(Dataset listings of figures)
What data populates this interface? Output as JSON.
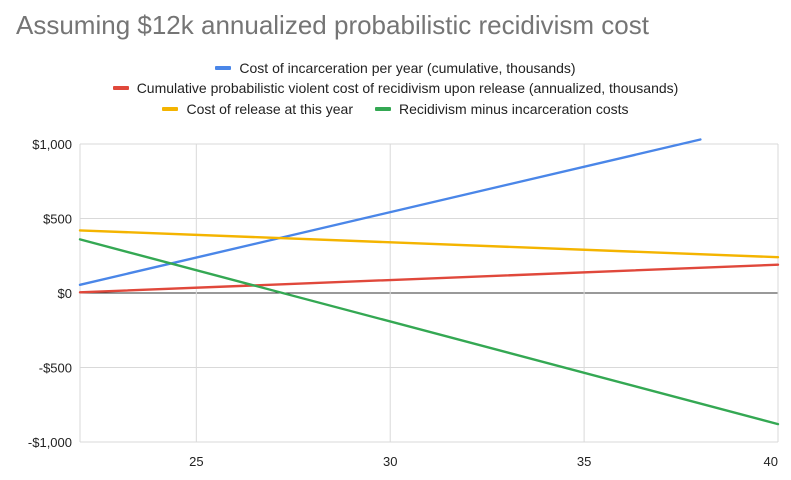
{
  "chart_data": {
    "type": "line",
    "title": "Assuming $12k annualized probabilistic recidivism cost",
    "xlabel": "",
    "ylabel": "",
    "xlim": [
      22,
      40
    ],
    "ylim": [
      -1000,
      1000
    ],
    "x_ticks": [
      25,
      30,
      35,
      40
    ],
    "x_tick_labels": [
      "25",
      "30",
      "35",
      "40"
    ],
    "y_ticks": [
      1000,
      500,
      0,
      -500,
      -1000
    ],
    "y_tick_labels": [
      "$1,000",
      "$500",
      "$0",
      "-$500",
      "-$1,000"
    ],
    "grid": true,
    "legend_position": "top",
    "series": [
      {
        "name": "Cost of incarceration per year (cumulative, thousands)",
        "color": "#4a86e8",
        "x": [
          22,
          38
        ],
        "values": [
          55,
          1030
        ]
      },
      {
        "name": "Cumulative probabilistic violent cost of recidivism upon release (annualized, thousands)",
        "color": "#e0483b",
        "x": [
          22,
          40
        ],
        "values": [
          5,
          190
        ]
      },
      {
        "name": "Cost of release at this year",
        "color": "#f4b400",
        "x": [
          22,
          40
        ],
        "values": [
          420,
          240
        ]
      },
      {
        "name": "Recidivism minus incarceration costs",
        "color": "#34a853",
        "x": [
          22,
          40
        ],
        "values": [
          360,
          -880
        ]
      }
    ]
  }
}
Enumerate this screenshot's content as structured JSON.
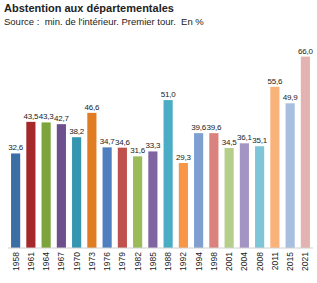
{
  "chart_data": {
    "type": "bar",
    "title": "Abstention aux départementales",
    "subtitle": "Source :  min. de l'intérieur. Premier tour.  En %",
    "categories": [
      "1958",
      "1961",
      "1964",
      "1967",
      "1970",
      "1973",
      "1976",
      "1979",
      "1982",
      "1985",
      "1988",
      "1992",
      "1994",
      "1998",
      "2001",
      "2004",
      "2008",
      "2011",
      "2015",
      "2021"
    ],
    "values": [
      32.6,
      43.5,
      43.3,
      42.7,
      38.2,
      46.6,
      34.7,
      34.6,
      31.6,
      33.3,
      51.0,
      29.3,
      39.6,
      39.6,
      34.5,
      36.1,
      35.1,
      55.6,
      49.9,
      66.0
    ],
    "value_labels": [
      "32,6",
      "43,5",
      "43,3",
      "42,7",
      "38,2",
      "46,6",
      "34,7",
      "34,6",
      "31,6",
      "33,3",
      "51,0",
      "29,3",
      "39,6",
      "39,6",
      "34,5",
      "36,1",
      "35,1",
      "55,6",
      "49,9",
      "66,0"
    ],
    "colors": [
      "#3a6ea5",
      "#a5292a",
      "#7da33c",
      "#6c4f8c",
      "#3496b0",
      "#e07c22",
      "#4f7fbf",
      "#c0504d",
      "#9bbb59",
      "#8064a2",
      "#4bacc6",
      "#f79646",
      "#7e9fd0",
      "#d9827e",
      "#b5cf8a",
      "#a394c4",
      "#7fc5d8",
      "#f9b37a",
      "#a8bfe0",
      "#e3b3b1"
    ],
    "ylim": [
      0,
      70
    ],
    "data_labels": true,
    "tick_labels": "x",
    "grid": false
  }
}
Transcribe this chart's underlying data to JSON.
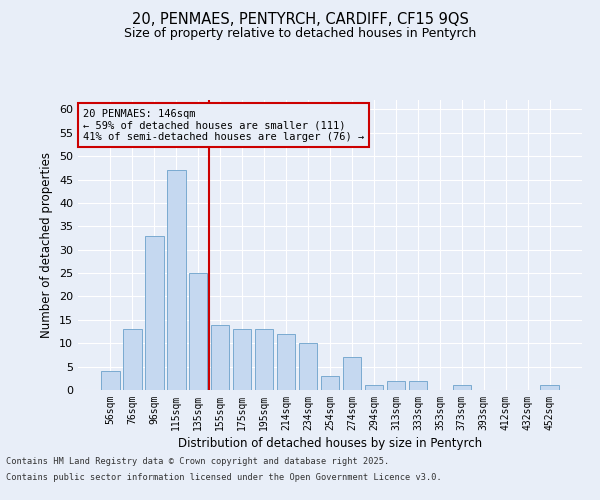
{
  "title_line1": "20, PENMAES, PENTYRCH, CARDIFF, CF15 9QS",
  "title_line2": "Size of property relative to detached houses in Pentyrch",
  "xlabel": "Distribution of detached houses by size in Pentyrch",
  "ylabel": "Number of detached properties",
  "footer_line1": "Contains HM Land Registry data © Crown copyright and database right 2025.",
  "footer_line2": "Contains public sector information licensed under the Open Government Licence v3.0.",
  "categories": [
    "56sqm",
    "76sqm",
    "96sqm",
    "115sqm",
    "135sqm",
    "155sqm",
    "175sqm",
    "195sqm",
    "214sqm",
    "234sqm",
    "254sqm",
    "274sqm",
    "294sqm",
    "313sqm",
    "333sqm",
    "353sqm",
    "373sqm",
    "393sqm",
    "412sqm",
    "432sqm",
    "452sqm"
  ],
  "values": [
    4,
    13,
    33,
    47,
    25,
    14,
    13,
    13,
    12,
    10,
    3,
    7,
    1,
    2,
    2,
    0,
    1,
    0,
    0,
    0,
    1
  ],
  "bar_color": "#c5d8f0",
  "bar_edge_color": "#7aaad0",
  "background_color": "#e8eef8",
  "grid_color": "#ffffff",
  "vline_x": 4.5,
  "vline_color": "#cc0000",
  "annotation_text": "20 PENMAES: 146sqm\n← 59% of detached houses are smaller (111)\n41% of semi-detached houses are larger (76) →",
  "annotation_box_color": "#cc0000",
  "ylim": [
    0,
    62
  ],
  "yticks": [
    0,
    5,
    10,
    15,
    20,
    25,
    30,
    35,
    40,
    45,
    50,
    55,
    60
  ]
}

- What the task asks: Isolate each line of the listing above that includes "houses". Copy it.

- Task solution:
  "title_line2": "Size of property relative to detached houses in Pentyrch",
  "xlabel": "Distribution of detached houses by size in Pentyrch",
  "annotation_text": "20 PENMAES: 146sqm\n← 59% of detached houses are smaller (111)\n41% of semi-detached houses are larger (76) →",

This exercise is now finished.